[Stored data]
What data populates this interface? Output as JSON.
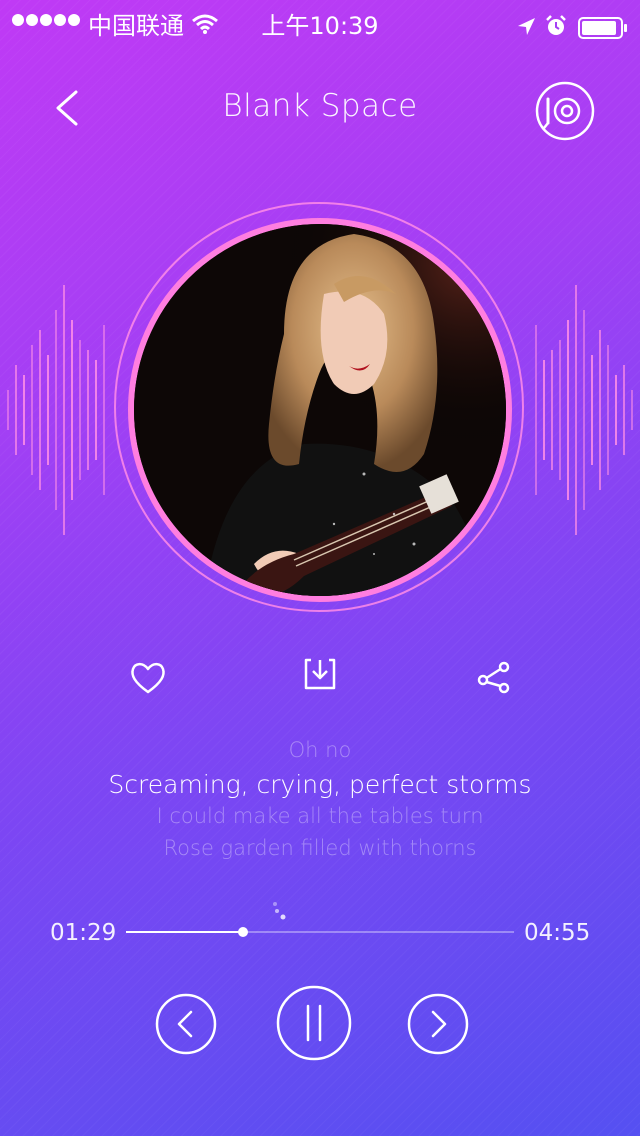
{
  "status_bar": {
    "carrier": "中国联通",
    "time": "上午10:39"
  },
  "header": {
    "title": "Blank Space"
  },
  "lyrics": {
    "previous": "Oh no",
    "current": "Screaming, crying, perfect storms",
    "next": [
      "I could make all the tables turn",
      "Rose garden filled with thorns"
    ]
  },
  "player": {
    "elapsed": "01:29",
    "total": "04:55",
    "progress_fraction": 0.301,
    "state": "playing"
  },
  "icons": {
    "back": "chevron-left-icon",
    "vinyl": "vinyl-record-icon",
    "like": "heart-icon",
    "download": "download-icon",
    "share": "share-icon",
    "prev": "previous-track-icon",
    "pause": "pause-icon",
    "next": "next-track-icon"
  },
  "colors": {
    "accent_ring": "#ff7ee0",
    "gradient_top": "#c03af5",
    "gradient_bottom": "#5550f2"
  }
}
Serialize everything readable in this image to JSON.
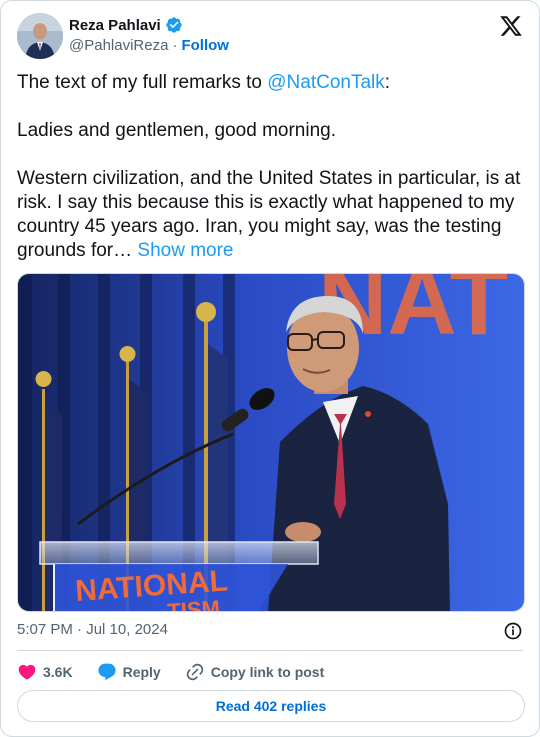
{
  "author": {
    "name": "Reza Pahlavi",
    "handle": "@PahlaviReza",
    "separator": "·",
    "follow_label": "Follow"
  },
  "tweet": {
    "line1_prefix": "The text of my full remarks to ",
    "mention": "@NatConTalk",
    "line1_suffix": ":",
    "para2": "Ladies and gentlemen, good morning.",
    "para3": "Western civilization, and the United States in particular, is at risk. I say this because this is exactly what happened to my country 45 years ago. Iran, you might say, was the testing grounds for… ",
    "show_more": "Show more"
  },
  "photo": {
    "podium_text_line1": "NATIONAL",
    "podium_text_line2": "TISM",
    "backdrop_text": "NAT",
    "colors": {
      "backdrop": "#2b55d6",
      "accent": "#f06b3c",
      "flag_blue": "#1d2a66"
    }
  },
  "meta": {
    "time": "5:07 PM",
    "separator": "·",
    "date": "Jul 10, 2024"
  },
  "actions": {
    "likes": "3.6K",
    "reply_label": "Reply",
    "copy_label": "Copy link to post"
  },
  "read_replies_label": "Read 402 replies",
  "icons": {
    "verified": "verified-badge-icon",
    "x_logo": "x-logo-icon",
    "info": "info-icon",
    "heart": "heart-icon",
    "reply": "reply-bubble-icon",
    "link": "link-icon"
  },
  "colors": {
    "link": "#1d9bf0",
    "heart": "#f91880",
    "text": "#0f1419",
    "muted": "#536471"
  }
}
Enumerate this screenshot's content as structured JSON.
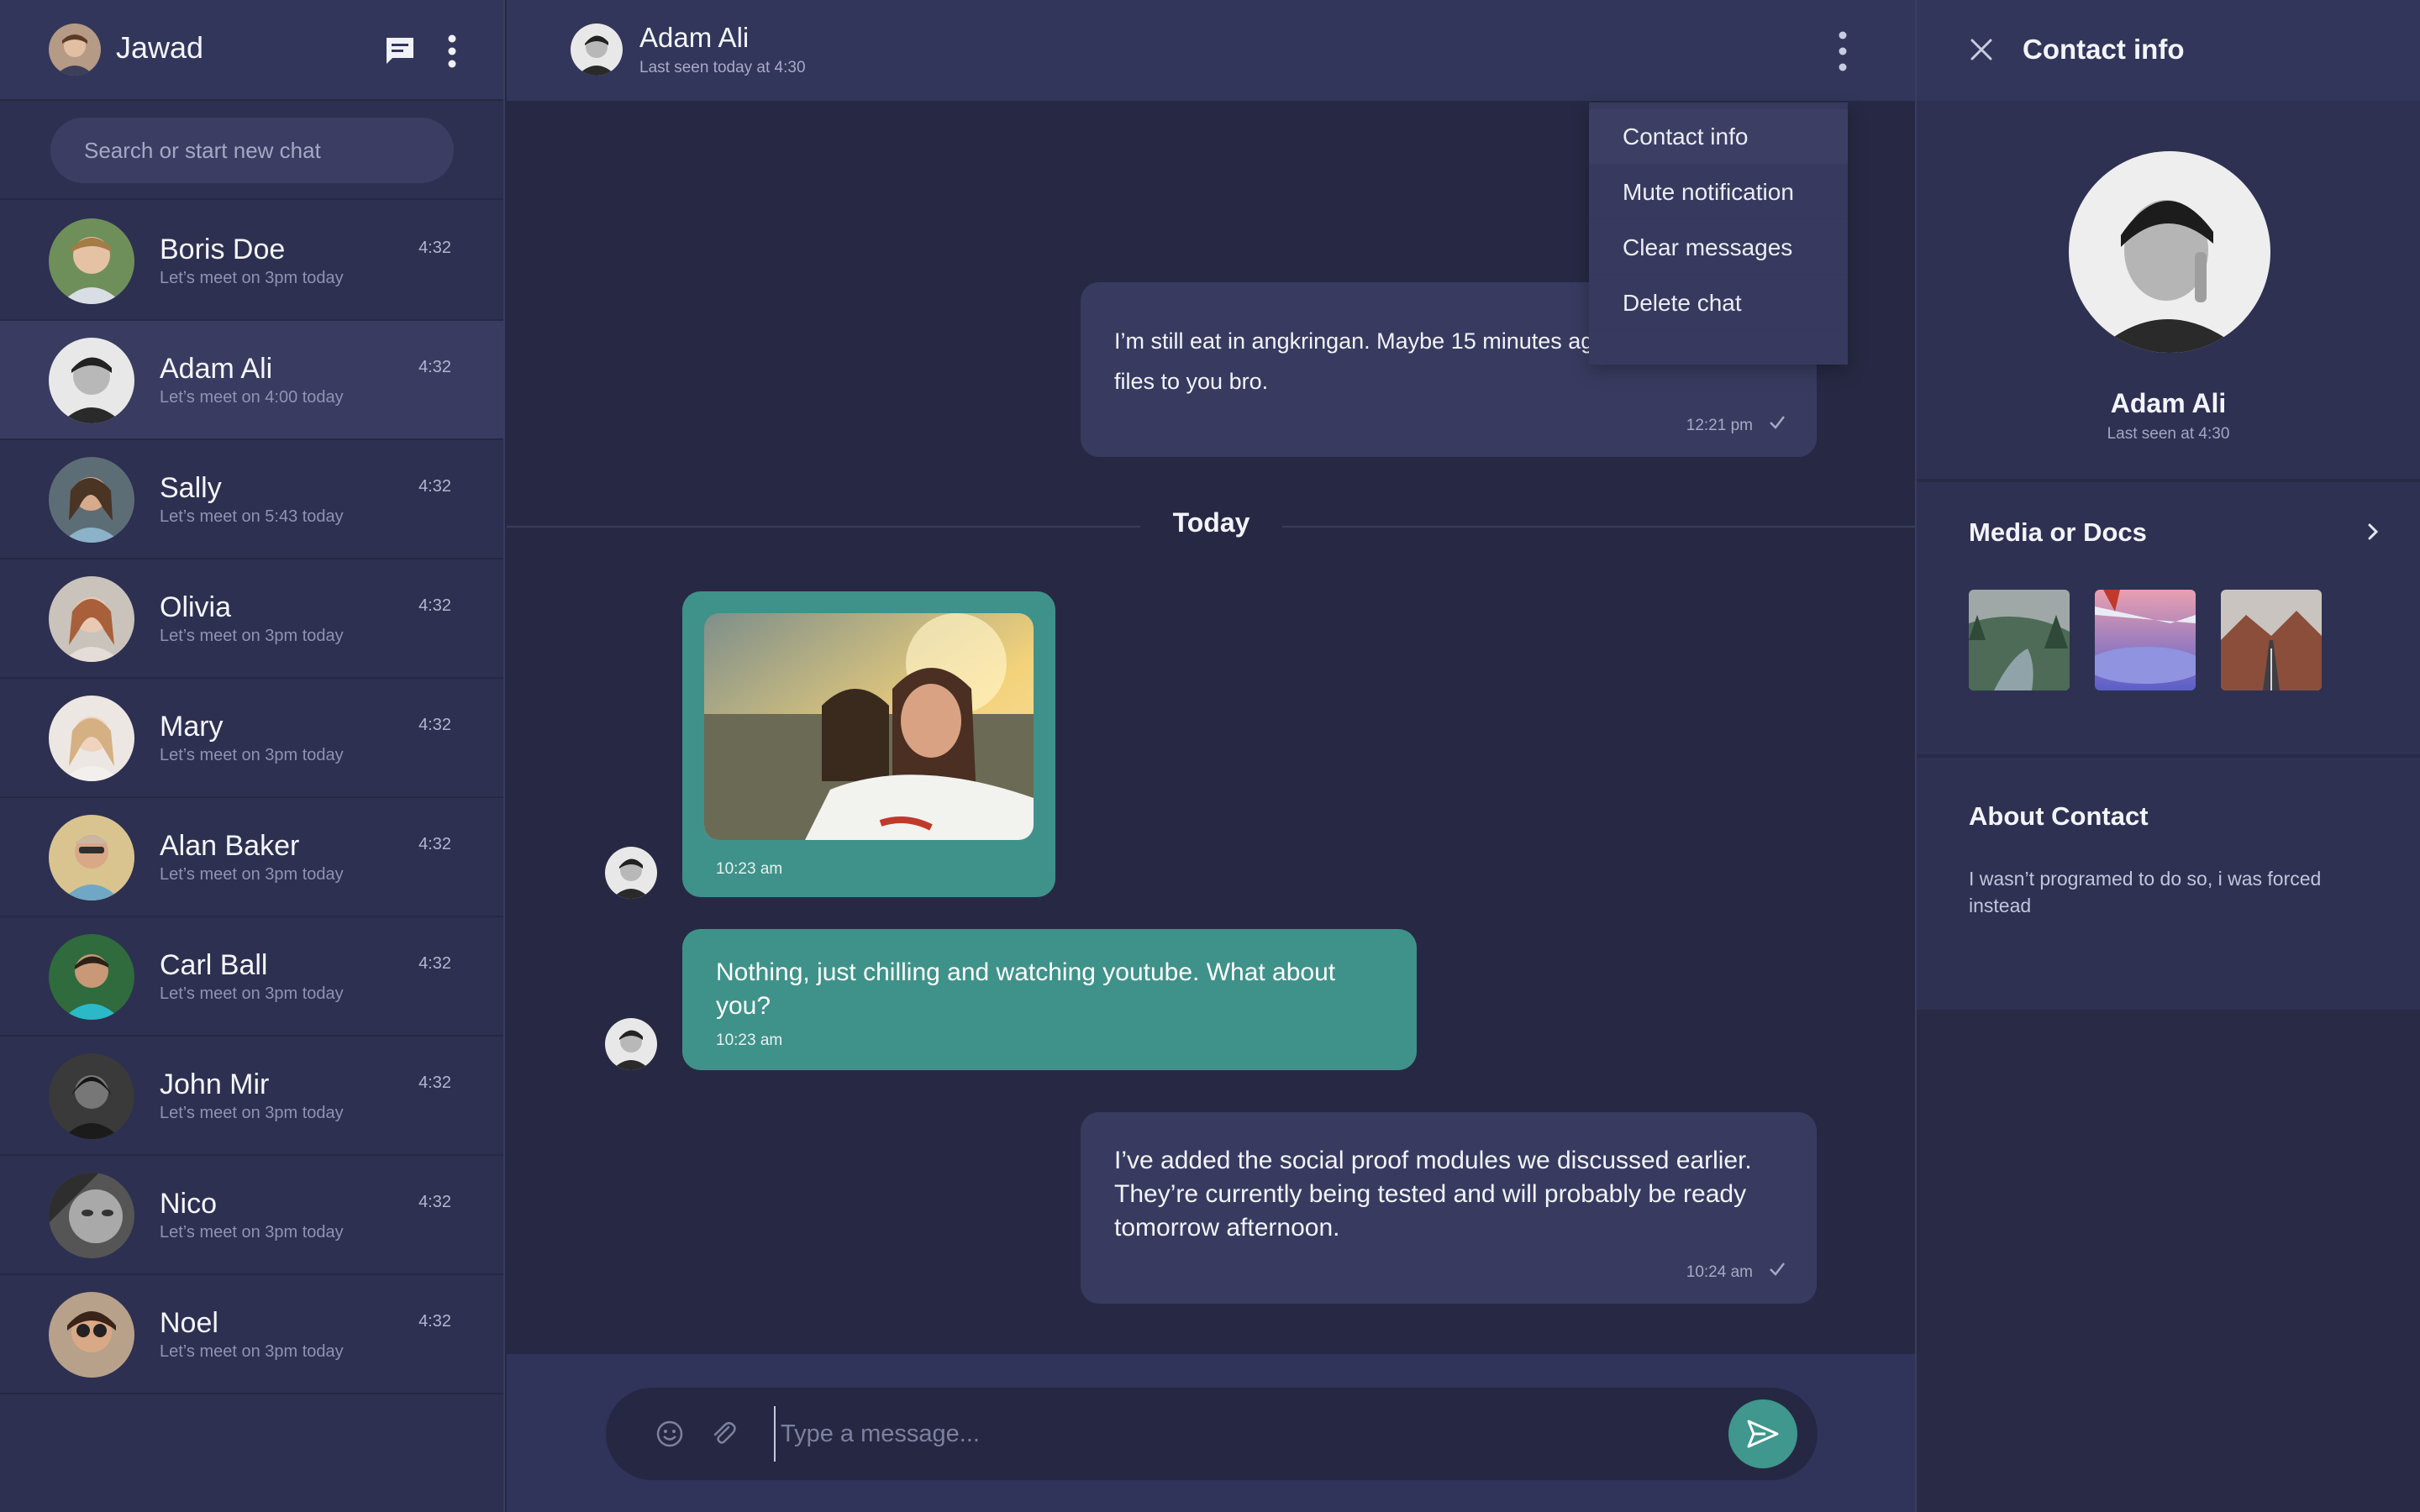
{
  "colors": {
    "background": "#262843",
    "panel": "#2d3050",
    "header": "#32365a",
    "incoming_bubble": "#3f928a",
    "outgoing_bubble": "#383b5f",
    "accent": "#3f978d"
  },
  "sidebar": {
    "user_name": "Jawad",
    "new_chat_icon": "chat-bubble-icon",
    "menu_icon": "vertical-dots-icon",
    "search": {
      "placeholder": "Search or start new chat"
    },
    "chats": [
      {
        "name": "Boris Doe",
        "preview": "Let’s meet on 3pm today",
        "time": "4:32"
      },
      {
        "name": "Adam Ali",
        "preview": "Let’s meet on 4:00 today",
        "time": "4:32"
      },
      {
        "name": "Sally",
        "preview": "Let’s meet on 5:43 today",
        "time": "4:32"
      },
      {
        "name": "Olivia",
        "preview": "Let’s meet on 3pm today",
        "time": "4:32"
      },
      {
        "name": "Mary",
        "preview": "Let’s meet on 3pm today",
        "time": "4:32"
      },
      {
        "name": "Alan Baker",
        "preview": "Let’s meet on 3pm today",
        "time": "4:32"
      },
      {
        "name": "Carl Ball",
        "preview": "Let’s meet on 3pm today",
        "time": "4:32"
      },
      {
        "name": "John Mir",
        "preview": "Let’s meet on 3pm today",
        "time": "4:32"
      },
      {
        "name": "Nico",
        "preview": "Let’s meet on 3pm today",
        "time": "4:32"
      },
      {
        "name": "Noel",
        "preview": "Let’s meet on 3pm today",
        "time": "4:32"
      }
    ]
  },
  "chat": {
    "contact_name": "Adam Ali",
    "contact_status": "Last seen today at 4:30",
    "menu": {
      "items": [
        "Contact info",
        "Mute notification",
        "Clear messages",
        "Delete chat"
      ]
    },
    "messages": [
      {
        "direction": "out",
        "text": "I’m still eat in angkringan. Maybe 15 minutes again i’ll send the files to you bro.",
        "time": "12:21 pm"
      },
      {
        "direction": "in",
        "type": "image",
        "time": "10:23 am"
      },
      {
        "direction": "in",
        "text": "Nothing, just chilling and watching youtube. What about you?",
        "time": "10:23 am"
      },
      {
        "direction": "out",
        "text": "I’ve added the social proof modules we discussed earlier. They’re currently being tested and will probably be ready tomorrow afternoon.",
        "time": "10:24 am"
      }
    ],
    "divider_label": "Today",
    "composer": {
      "placeholder": "Type a message..."
    }
  },
  "contact_info": {
    "title": "Contact info",
    "name": "Adam Ali",
    "status": "Last seen at 4:30",
    "media_title": "Media or Docs",
    "about_title": "About Contact",
    "about_text": "I wasn’t programed to do so, i was forced instead"
  }
}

| To be done |
Your copy of the data above should match it exactly, except that pictures are left out.

| Output of the task |
What data populates this interface? Output as JSON.
{
  "status_bar": {
    "carrier": "中国联通",
    "time": "上午10:39"
  },
  "header": {
    "title": "Blank Space"
  },
  "lyrics": {
    "previous": "Oh no",
    "current": "Screaming, crying, perfect storms",
    "next": [
      "I could make all the tables turn",
      "Rose garden filled with thorns"
    ]
  },
  "player": {
    "elapsed": "01:29",
    "total": "04:55",
    "progress_fraction": 0.301,
    "state": "playing"
  },
  "icons": {
    "back": "chevron-left-icon",
    "vinyl": "vinyl-record-icon",
    "like": "heart-icon",
    "download": "download-icon",
    "share": "share-icon",
    "prev": "previous-track-icon",
    "pause": "pause-icon",
    "next": "next-track-icon"
  },
  "colors": {
    "accent_ring": "#ff7ee0",
    "gradient_top": "#c03af5",
    "gradient_bottom": "#5550f2"
  }
}
Serialize everything readable in this image to JSON.
{
  "author": {
    "name": "Reza Pahlavi",
    "handle": "@PahlaviReza",
    "separator": "·",
    "follow_label": "Follow"
  },
  "tweet": {
    "line1_prefix": "The text of my full remarks to ",
    "mention": "@NatConTalk",
    "line1_suffix": ":",
    "para2": "Ladies and gentlemen, good morning.",
    "para3": "Western civilization, and the United States in particular, is at risk. I say this because this is exactly what happened to my country 45 years ago. Iran, you might say, was the testing grounds for… ",
    "show_more": "Show more"
  },
  "photo": {
    "podium_text_line1": "NATIONAL",
    "podium_text_line2": "TISM",
    "backdrop_text": "NAT",
    "colors": {
      "backdrop": "#2b55d6",
      "accent": "#f06b3c",
      "flag_blue": "#1d2a66"
    }
  },
  "meta": {
    "time": "5:07 PM",
    "separator": "·",
    "date": "Jul 10, 2024"
  },
  "actions": {
    "likes": "3.6K",
    "reply_label": "Reply",
    "copy_label": "Copy link to post"
  },
  "read_replies_label": "Read 402 replies",
  "icons": {
    "verified": "verified-badge-icon",
    "x_logo": "x-logo-icon",
    "info": "info-icon",
    "heart": "heart-icon",
    "reply": "reply-bubble-icon",
    "link": "link-icon"
  },
  "colors": {
    "link": "#1d9bf0",
    "heart": "#f91880",
    "text": "#0f1419",
    "muted": "#536471"
  }
}
Enumerate this screenshot's content as structured JSON.
{
  "colors": {
    "background": "#262843",
    "panel": "#2d3050",
    "header": "#32365a",
    "incoming_bubble": "#3f928a",
    "outgoing_bubble": "#383b5f",
    "accent": "#3f978d"
  },
  "sidebar": {
    "user_name": "Jawad",
    "new_chat_icon": "chat-bubble-icon",
    "menu_icon": "vertical-dots-icon",
    "search": {
      "placeholder": "Search or start new chat"
    },
    "chats": [
      {
        "name": "Boris Doe",
        "preview": "Let’s meet on 3pm today",
        "time": "4:32"
      },
      {
        "name": "Adam Ali",
        "preview": "Let’s meet on 4:00 today",
        "time": "4:32"
      },
      {
        "name": "Sally",
        "preview": "Let’s meet on 5:43 today",
        "time": "4:32"
      },
      {
        "name": "Olivia",
        "preview": "Let’s meet on 3pm today",
        "time": "4:32"
      },
      {
        "name": "Mary",
        "preview": "Let’s meet on 3pm today",
        "time": "4:32"
      },
      {
        "name": "Alan Baker",
        "preview": "Let’s meet on 3pm today",
        "time": "4:32"
      },
      {
        "name": "Carl Ball",
        "preview": "Let’s meet on 3pm today",
        "time": "4:32"
      },
      {
        "name": "John Mir",
        "preview": "Let’s meet on 3pm today",
        "time": "4:32"
      },
      {
        "name": "Nico",
        "preview": "Let’s meet on 3pm today",
        "time": "4:32"
      },
      {
        "name": "Noel",
        "preview": "Let’s meet on 3pm today",
        "time": "4:32"
      }
    ]
  },
  "chat": {
    "contact_name": "Adam Ali",
    "contact_status": "Last seen today at 4:30",
    "menu": {
      "items": [
        "Contact info",
        "Mute notification",
        "Clear messages",
        "Delete chat"
      ]
    },
    "messages": [
      {
        "direction": "out",
        "text": "I’m still eat in angkringan. Maybe 15 minutes again i’ll send the files to you bro.",
        "time": "12:21 pm"
      },
      {
        "direction": "in",
        "type": "image",
        "time": "10:23 am"
      },
      {
        "direction": "in",
        "text": "Nothing, just chilling and watching youtube. What about you?",
        "time": "10:23 am"
      },
      {
        "direction": "out",
        "text": "I’ve added the social proof modules we discussed earlier. They’re currently being tested and will probably be ready tomorrow afternoon.",
        "time": "10:24 am"
      }
    ],
    "divider_label": "Today",
    "composer": {
      "placeholder": "Type a message..."
    }
  },
  "contact_info": {
    "title": "Contact info",
    "name": "Adam Ali",
    "status": "Last seen at 4:30",
    "media_title": "Media or Docs",
    "about_title": "About Contact",
    "about_text": "I wasn’t programed to do so, i was forced instead"
  }
}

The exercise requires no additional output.